TO DO » Below are records; count the lines that contain "Adverse" and give only the total.

=== Section Start ===

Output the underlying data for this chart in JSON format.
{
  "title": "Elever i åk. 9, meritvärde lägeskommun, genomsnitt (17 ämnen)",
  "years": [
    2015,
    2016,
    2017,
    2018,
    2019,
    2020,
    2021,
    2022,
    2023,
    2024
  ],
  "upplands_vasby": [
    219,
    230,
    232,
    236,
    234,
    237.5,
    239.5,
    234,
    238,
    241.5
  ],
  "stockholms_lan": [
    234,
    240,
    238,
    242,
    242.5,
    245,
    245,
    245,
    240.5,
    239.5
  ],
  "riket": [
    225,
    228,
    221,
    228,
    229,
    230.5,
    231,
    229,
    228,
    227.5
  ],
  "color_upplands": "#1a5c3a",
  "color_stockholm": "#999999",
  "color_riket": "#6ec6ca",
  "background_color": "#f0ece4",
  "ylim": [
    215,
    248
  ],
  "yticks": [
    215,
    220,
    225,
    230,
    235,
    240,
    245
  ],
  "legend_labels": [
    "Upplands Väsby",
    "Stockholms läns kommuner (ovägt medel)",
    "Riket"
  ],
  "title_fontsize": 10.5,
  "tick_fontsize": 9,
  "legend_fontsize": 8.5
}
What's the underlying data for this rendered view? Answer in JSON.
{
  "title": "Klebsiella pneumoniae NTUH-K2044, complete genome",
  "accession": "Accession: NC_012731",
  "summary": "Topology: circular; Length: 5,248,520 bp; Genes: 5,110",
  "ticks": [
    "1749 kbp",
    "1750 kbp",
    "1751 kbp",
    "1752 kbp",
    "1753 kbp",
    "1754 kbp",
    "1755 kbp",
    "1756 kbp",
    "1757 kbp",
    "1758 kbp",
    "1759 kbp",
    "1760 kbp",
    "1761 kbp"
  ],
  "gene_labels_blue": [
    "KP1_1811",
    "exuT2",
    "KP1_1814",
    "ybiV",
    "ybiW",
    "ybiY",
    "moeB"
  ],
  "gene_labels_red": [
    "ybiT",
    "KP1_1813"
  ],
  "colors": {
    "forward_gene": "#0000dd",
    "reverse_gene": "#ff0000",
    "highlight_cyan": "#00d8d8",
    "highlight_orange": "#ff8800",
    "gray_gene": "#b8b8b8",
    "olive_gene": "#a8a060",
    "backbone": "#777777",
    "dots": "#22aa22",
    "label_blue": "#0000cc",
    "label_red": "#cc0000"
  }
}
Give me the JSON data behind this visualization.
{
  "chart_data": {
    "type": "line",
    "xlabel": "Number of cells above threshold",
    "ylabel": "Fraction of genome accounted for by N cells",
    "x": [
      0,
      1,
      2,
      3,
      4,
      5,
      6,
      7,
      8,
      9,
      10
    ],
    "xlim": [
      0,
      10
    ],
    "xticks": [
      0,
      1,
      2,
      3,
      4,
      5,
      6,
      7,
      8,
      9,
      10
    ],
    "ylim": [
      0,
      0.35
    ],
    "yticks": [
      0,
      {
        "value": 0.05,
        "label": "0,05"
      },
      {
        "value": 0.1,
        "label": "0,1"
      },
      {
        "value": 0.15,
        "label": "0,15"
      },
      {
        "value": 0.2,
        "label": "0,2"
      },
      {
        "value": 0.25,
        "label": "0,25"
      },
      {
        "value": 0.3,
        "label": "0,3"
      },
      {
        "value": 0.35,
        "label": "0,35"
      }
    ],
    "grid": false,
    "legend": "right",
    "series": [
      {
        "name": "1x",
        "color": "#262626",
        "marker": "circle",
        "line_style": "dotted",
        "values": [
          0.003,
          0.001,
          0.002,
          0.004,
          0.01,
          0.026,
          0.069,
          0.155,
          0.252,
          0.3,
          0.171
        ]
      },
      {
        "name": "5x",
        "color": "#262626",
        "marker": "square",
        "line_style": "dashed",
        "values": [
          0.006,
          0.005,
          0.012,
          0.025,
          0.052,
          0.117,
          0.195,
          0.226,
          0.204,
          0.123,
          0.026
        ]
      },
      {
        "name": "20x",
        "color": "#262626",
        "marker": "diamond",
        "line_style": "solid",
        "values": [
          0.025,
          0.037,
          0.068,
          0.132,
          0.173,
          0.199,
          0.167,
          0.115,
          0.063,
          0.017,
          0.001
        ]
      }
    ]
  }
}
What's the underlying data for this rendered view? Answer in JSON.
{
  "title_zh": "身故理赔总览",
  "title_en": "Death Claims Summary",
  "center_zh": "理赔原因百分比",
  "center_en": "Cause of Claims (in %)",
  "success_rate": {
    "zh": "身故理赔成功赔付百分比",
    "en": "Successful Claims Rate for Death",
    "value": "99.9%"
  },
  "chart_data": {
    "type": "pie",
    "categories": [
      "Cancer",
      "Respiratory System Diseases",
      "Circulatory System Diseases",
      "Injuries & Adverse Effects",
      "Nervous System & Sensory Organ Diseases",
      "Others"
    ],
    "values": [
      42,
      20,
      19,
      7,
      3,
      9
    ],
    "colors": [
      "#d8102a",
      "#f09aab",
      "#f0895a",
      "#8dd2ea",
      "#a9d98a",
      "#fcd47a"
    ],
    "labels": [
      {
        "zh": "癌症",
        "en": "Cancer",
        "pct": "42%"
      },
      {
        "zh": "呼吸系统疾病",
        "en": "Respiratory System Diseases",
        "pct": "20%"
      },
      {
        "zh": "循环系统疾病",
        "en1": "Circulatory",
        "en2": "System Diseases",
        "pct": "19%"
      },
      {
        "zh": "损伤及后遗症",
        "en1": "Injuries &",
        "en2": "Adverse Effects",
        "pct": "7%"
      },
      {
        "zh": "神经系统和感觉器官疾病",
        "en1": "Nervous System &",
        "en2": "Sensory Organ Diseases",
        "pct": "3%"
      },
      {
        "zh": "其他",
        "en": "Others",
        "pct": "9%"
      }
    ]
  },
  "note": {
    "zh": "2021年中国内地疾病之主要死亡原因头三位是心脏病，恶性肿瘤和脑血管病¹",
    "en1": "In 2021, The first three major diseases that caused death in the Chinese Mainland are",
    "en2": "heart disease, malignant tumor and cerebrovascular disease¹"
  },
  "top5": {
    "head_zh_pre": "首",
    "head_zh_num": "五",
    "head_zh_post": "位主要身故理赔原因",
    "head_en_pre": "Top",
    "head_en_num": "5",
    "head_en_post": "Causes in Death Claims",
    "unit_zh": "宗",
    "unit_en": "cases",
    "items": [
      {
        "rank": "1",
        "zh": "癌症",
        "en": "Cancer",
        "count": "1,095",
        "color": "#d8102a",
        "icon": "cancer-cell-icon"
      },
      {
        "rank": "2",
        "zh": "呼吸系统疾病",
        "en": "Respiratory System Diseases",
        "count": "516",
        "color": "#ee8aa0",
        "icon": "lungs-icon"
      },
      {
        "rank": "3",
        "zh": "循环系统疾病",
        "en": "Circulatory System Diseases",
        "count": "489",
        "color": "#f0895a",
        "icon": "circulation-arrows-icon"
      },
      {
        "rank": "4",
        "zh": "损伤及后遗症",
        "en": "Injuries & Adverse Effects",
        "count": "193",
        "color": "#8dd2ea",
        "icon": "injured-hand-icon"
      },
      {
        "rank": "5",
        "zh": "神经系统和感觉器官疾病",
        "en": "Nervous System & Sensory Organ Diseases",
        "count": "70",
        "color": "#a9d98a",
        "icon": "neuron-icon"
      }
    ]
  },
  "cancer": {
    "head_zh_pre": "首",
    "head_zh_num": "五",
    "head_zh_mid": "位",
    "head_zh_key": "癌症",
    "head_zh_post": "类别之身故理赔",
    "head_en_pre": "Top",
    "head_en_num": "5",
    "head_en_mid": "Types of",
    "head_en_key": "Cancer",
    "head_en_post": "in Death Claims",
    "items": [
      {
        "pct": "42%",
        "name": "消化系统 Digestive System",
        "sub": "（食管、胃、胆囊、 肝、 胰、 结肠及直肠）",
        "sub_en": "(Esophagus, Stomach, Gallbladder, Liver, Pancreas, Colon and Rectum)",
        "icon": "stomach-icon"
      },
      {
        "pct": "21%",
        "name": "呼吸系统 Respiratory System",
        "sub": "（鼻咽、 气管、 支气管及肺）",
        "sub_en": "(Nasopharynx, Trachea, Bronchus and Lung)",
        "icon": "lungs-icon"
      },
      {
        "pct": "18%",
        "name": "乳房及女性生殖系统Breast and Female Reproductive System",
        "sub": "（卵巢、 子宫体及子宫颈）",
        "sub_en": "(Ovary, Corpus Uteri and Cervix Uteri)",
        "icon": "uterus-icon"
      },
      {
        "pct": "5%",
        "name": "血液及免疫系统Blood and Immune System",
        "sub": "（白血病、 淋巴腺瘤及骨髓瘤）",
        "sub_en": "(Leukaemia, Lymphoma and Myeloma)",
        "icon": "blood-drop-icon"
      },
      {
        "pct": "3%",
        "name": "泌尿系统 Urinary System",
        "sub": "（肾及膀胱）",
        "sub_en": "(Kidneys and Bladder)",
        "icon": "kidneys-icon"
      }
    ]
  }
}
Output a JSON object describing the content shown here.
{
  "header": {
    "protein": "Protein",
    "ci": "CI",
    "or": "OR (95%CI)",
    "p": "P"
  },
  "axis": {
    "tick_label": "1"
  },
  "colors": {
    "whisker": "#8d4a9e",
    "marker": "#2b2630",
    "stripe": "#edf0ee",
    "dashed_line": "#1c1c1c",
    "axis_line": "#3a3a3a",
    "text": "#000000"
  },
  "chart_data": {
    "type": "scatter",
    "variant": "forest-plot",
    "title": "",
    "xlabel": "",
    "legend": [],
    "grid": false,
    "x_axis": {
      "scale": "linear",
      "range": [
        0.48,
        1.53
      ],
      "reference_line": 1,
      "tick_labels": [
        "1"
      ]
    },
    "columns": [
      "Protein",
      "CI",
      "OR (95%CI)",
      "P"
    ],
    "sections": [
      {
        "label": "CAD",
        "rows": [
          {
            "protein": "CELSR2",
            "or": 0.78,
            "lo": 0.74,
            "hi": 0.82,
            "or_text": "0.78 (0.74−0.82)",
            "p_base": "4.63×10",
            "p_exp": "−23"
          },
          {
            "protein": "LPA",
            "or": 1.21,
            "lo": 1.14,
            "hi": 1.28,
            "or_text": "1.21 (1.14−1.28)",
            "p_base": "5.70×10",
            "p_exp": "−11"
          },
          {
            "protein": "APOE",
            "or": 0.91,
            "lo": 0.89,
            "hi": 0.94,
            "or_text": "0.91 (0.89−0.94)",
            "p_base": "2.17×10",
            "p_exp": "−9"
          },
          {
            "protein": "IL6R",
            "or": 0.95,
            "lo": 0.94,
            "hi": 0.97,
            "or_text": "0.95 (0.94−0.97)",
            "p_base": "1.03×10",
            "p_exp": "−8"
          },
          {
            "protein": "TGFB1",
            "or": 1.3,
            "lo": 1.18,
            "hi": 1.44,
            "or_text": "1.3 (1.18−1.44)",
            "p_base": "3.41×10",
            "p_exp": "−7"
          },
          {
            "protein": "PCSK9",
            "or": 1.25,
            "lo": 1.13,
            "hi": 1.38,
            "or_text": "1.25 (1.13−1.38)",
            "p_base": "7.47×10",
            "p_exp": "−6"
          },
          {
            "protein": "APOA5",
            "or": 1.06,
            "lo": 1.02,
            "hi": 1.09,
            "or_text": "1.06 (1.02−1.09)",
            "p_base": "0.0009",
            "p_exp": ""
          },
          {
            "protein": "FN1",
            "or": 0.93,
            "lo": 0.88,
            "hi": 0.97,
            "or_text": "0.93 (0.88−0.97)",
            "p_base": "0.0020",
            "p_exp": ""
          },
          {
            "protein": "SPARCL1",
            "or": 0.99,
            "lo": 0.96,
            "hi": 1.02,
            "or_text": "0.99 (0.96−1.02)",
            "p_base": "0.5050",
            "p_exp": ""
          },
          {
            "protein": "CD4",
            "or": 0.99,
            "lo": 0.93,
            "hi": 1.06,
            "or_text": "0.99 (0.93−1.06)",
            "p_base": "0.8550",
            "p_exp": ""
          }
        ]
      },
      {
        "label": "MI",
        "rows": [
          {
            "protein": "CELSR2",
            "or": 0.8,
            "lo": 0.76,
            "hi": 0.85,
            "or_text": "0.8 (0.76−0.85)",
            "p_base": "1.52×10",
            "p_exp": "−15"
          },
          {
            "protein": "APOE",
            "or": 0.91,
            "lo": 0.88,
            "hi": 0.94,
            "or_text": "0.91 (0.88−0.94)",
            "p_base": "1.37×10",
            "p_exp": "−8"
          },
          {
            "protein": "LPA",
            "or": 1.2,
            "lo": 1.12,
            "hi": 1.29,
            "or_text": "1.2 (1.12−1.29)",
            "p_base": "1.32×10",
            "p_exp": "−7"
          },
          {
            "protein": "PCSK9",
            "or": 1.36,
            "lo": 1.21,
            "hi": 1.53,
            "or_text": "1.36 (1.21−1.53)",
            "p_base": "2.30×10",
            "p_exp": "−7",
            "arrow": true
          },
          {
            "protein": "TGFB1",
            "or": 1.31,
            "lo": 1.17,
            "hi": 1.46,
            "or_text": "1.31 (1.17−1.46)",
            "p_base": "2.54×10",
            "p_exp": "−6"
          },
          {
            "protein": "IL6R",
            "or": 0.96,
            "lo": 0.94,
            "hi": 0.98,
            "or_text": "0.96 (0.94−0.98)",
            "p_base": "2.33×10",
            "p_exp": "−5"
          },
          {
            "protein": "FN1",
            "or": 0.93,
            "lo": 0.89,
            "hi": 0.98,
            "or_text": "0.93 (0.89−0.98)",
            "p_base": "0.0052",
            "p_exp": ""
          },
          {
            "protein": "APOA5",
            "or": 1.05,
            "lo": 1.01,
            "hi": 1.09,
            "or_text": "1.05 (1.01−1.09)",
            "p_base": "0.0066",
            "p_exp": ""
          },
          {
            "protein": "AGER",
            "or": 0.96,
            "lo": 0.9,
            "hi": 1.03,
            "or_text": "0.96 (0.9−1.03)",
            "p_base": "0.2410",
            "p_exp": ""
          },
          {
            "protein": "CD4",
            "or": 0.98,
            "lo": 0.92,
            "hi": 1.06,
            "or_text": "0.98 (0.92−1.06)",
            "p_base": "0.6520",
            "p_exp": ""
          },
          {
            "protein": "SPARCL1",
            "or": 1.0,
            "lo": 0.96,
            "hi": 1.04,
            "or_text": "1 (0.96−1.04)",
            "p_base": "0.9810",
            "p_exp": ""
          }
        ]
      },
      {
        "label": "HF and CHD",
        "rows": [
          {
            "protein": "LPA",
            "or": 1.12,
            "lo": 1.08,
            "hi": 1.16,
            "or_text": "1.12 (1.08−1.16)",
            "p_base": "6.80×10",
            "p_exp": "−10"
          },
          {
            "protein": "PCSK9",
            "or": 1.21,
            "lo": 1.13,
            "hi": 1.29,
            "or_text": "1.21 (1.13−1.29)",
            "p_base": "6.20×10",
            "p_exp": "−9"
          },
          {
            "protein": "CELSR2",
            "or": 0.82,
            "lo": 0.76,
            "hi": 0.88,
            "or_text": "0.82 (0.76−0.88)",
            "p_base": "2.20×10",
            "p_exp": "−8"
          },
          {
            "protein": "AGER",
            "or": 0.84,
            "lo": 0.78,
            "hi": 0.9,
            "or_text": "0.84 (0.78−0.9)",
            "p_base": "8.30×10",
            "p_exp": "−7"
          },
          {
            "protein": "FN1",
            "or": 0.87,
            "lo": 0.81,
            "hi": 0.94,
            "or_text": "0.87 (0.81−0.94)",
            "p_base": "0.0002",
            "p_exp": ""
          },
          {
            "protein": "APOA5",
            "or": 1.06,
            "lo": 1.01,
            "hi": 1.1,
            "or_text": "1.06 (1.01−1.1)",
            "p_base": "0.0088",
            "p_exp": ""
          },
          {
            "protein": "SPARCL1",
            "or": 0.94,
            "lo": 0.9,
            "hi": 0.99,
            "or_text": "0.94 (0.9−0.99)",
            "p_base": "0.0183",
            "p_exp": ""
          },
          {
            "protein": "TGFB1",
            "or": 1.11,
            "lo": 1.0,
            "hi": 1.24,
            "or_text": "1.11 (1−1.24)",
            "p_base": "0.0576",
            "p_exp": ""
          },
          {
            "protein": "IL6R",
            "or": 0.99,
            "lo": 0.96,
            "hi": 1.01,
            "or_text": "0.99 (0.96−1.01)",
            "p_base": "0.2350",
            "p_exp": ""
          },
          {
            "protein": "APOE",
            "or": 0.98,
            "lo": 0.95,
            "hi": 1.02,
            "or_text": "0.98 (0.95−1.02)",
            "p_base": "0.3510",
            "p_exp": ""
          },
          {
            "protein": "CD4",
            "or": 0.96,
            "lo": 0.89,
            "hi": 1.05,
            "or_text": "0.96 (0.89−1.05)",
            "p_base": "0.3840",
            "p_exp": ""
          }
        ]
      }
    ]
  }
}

=== Section End ===

EXERCISE RESULT » 3